Data

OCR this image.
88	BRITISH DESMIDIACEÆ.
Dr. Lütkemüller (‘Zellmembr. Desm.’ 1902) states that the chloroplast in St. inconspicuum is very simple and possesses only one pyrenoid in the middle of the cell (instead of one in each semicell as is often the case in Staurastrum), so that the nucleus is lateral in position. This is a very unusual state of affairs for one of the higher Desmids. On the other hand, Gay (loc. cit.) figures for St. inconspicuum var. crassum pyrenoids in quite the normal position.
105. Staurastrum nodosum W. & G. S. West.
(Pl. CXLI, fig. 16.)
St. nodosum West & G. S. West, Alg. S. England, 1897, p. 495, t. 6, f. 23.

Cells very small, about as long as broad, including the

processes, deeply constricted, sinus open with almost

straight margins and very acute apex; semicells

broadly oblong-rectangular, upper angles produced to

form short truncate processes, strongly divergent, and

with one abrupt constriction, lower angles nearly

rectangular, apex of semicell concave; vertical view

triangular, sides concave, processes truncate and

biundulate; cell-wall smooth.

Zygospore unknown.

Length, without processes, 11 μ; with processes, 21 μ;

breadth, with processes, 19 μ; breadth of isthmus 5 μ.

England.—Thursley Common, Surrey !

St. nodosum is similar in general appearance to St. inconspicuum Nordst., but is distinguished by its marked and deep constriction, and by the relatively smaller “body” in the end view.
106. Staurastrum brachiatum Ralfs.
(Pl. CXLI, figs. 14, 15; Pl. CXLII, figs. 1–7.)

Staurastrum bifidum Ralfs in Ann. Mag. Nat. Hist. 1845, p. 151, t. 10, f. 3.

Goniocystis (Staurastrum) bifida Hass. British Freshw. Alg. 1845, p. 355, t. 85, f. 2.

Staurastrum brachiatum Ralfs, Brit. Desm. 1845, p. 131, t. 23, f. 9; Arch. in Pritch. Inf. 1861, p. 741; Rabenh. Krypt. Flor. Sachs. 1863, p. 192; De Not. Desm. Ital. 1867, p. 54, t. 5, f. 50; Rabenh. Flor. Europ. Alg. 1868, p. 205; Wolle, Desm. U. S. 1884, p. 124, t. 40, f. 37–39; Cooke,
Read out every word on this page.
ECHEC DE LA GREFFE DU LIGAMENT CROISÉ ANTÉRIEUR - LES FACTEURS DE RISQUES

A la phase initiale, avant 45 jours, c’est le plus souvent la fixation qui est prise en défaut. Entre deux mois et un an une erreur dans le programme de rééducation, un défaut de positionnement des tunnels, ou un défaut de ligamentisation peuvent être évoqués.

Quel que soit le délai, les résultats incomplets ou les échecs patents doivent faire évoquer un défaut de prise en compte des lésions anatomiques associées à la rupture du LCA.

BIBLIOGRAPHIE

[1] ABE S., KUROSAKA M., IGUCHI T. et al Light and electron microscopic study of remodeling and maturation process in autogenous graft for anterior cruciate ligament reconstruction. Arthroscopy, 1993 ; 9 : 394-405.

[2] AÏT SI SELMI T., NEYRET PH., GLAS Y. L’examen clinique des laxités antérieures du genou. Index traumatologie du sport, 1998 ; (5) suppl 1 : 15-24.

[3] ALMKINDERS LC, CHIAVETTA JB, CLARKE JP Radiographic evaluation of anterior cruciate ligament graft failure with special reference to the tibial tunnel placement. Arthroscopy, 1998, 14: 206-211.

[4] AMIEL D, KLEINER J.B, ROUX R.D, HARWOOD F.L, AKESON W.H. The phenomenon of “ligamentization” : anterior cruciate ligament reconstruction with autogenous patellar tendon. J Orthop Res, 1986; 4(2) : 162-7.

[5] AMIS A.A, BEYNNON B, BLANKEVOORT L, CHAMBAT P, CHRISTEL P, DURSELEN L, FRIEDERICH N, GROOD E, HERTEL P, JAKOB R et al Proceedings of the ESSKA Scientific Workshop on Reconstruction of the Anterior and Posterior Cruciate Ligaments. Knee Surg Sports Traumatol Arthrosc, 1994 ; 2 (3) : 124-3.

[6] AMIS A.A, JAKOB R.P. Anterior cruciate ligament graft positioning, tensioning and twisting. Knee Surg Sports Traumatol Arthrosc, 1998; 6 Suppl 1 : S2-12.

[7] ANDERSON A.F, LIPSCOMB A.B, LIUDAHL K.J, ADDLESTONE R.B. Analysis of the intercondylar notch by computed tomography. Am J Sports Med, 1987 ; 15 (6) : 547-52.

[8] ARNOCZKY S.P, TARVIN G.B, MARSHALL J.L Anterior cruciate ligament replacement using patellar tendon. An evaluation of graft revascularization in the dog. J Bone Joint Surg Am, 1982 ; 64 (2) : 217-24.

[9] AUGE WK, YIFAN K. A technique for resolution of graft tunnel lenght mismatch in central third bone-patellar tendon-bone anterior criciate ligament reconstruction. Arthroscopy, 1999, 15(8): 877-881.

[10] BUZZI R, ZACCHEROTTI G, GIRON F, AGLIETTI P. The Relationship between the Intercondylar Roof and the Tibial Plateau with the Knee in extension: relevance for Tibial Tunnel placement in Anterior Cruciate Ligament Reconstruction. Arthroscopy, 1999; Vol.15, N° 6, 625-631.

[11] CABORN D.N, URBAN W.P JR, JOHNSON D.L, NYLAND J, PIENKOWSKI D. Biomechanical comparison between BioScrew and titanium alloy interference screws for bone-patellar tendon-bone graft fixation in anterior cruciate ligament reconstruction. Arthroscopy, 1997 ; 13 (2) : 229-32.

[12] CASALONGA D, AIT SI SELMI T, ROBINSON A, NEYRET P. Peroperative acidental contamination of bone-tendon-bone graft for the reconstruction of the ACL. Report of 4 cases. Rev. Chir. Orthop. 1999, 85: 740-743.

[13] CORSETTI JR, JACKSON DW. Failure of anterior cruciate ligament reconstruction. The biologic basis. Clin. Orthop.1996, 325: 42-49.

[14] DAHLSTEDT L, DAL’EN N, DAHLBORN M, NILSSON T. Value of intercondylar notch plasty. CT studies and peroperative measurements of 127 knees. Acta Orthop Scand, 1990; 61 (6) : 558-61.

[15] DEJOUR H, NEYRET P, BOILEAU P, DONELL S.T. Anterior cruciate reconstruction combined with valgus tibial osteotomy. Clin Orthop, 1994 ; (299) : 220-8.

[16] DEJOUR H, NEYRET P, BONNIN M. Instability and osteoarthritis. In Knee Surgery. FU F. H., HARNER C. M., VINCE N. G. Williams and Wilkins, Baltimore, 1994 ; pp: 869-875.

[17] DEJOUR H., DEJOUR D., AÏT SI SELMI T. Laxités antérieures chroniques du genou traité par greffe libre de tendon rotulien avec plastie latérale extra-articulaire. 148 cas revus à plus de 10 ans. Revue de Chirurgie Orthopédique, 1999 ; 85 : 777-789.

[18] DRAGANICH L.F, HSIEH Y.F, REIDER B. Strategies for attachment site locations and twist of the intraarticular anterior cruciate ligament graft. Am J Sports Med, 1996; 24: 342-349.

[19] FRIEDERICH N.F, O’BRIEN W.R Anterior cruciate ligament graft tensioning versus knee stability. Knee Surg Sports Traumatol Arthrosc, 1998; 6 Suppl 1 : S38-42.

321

Brief
Write out every entry again exactly, please, with nothing missing.

The completed task
OCR this image.
88	BRITISH DESMIDIACEÆ.
Dr. Lütkemüller (‘Zellmembr. Desm.’ 1902) states that the chloroplast in St. inconspicuum is very simple and possesses only one pyrenoid in the middle of the cell (instead of one in each semicell as is often the case in Staurastrum), so that the nucleus is lateral in position. This is a very unusual state of affairs for one of the higher Desmids. On the other hand, Gay (loc. cit.) figures for St. inconspicuum var. crassum pyrenoids in quite the normal position.
105. Staurastrum nodosum W. & G. S. West.
(Pl. CXLI, fig. 16.)
St. nodosum West & G. S. West, Alg. S. England, 1897, p. 495, t. 6, f. 23.

Cells very small, about as long as broad, including the

processes, deeply constricted, sinus open with almost

straight margins and very acute apex; semicells

broadly oblong-rectangular, upper angles produced to

form short truncate processes, strongly divergent, and

with one abrupt constriction, lower angles nearly

rectangular, apex of semicell concave; vertical view

triangular, sides concave, processes truncate and

biundulate; cell-wall smooth.

Zygospore unknown.

Length, without processes, 11 μ; with processes, 21 μ;

breadth, with processes, 19 μ; breadth of isthmus 5 μ.

England.—Thursley Common, Surrey !

St. nodosum is similar in general appearance to St. inconspicuum Nordst., but is distinguished by its marked and deep constriction, and by the relatively smaller “body” in the end view.
106. Staurastrum brachiatum Ralfs.
(Pl. CXLI, figs. 14, 15; Pl. CXLII, figs. 1–7.)

Staurastrum bifidum Ralfs in Ann. Mag. Nat. Hist. 1845, p. 151, t. 10, f. 3.

Goniocystis (Staurastrum) bifida Hass. British Freshw. Alg. 1845, p. 355, t. 85, f. 2.

Staurastrum brachiatum Ralfs, Brit. Desm. 1845, p. 131, t. 23, f. 9; Arch. in Pritch. Inf. 1861, p. 741; Rabenh. Krypt. Flor. Sachs. 1863, p. 192; De Not. Desm. Ital. 1867, p. 54, t. 5, f. 50; Rabenh. Flor. Europ. Alg. 1868, p. 205; Wolle, Desm. U. S. 1884, p. 124, t. 40, f. 37–39; Cooke,
Read out every word on this page.
ECHEC DE LA GREFFE DU LIGAMENT CROISÉ ANTÉRIEUR - LES FACTEURS DE RISQUES

A la phase initiale, avant 45 jours, c’est le plus souvent la fixation qui est prise en défaut. Entre deux mois et un an une erreur dans le programme de rééducation, un défaut de positionnement des tunnels, ou un défaut de ligamentisation peuvent être évoqués.

Quel que soit le délai, les résultats incomplets ou les échecs patents doivent faire évoquer un défaut de prise en compte des lésions anatomiques associées à la rupture du LCA.

BIBLIOGRAPHIE

[1] ABE S., KUROSAKA M., IGUCHI T. et al Light and electron microscopic study of remodeling and maturation process in autogenous graft for anterior cruciate ligament reconstruction. Arthroscopy, 1993 ; 9 : 394-405.

[2] AÏT SI SELMI T., NEYRET PH., GLAS Y. L’examen clinique des laxités antérieures du genou. Index traumatologie du sport, 1998 ; (5) suppl 1 : 15-24.

[3] ALMKINDERS LC, CHIAVETTA JB, CLARKE JP Radiographic evaluation of anterior cruciate ligament graft failure with special reference to the tibial tunnel placement. Arthroscopy, 1998, 14: 206-211.

[4] AMIEL D, KLEINER J.B, ROUX R.D, HARWOOD F.L, AKESON W.H. The phenomenon of “ligamentization” : anterior cruciate ligament reconstruction with autogenous patellar tendon. J Orthop Res, 1986; 4(2) : 162-7.

[5] AMIS A.A, BEYNNON B, BLANKEVOORT L, CHAMBAT P, CHRISTEL P, DURSELEN L, FRIEDERICH N, GROOD E, HERTEL P, JAKOB R et al Proceedings of the ESSKA Scientific Workshop on Reconstruction of the Anterior and Posterior Cruciate Ligaments. Knee Surg Sports Traumatol Arthrosc, 1994 ; 2 (3) : 124-3.

[6] AMIS A.A, JAKOB R.P. Anterior cruciate ligament graft positioning, tensioning and twisting. Knee Surg Sports Traumatol Arthrosc, 1998; 6 Suppl 1 : S2-12.

[7] ANDERSON A.F, LIPSCOMB A.B, LIUDAHL K.J, ADDLESTONE R.B. Analysis of the intercondylar notch by computed tomography. Am J Sports Med, 1987 ; 15 (6) : 547-52.

[8] ARNOCZKY S.P, TARVIN G.B, MARSHALL J.L Anterior cruciate ligament replacement using patellar tendon. An evaluation of graft revascularization in the dog. J Bone Joint Surg Am, 1982 ; 64 (2) : 217-24.

[9] AUGE WK, YIFAN K. A technique for resolution of graft tunnel lenght mismatch in central third bone-patellar tendon-bone anterior criciate ligament reconstruction. Arthroscopy, 1999, 15(8): 877-881.

[10] BUZZI R, ZACCHEROTTI G, GIRON F, AGLIETTI P. The Relationship between the Intercondylar Roof and the Tibial Plateau with the Knee in extension: relevance for Tibial Tunnel placement in Anterior Cruciate Ligament Reconstruction. Arthroscopy, 1999; Vol.15, N° 6, 625-631.

[11] CABORN D.N, URBAN W.P JR, JOHNSON D.L, NYLAND J, PIENKOWSKI D. Biomechanical comparison between BioScrew and titanium alloy interference screws for bone-patellar tendon-bone graft fixation in anterior cruciate ligament reconstruction. Arthroscopy, 1997 ; 13 (2) : 229-32.

[12] CASALONGA D, AIT SI SELMI T, ROBINSON A, NEYRET P. Peroperative acidental contamination of bone-tendon-bone graft for the reconstruction of the ACL. Report of 4 cases. Rev. Chir. Orthop. 1999, 85: 740-743.

[13] CORSETTI JR, JACKSON DW. Failure of anterior cruciate ligament reconstruction. The biologic basis. Clin. Orthop.1996, 325: 42-49.

[14] DAHLSTEDT L, DAL’EN N, DAHLBORN M, NILSSON T. Value of intercondylar notch plasty. CT studies and peroperative measurements of 127 knees. Acta Orthop Scand, 1990; 61 (6) : 558-61.

[15] DEJOUR H, NEYRET P, BOILEAU P, DONELL S.T. Anterior cruciate reconstruction combined with valgus tibial osteotomy. Clin Orthop, 1994 ; (299) : 220-8.

[16] DEJOUR H, NEYRET P, BONNIN M. Instability and osteoarthritis. In Knee Surgery. FU F. H., HARNER C. M., VINCE N. G. Williams and Wilkins, Baltimore, 1994 ; pp: 869-875.

[17] DEJOUR H., DEJOUR D., AÏT SI SELMI T. Laxités antérieures chroniques du genou traité par greffe libre de tendon rotulien avec plastie latérale extra-articulaire. 148 cas revus à plus de 10 ans. Revue de Chirurgie Orthopédique, 1999 ; 85 : 777-789.

[18] DRAGANICH L.F, HSIEH Y.F, REIDER B. Strategies for attachment site locations and twist of the intraarticular anterior cruciate ligament graft. Am J Sports Med, 1996; 24: 342-349.

[19] FRIEDERICH N.F, O’BRIEN W.R Anterior cruciate ligament graft tensioning versus knee stability. Knee Surg Sports Traumatol Arthrosc, 1998; 6 Suppl 1 : S38-42.

321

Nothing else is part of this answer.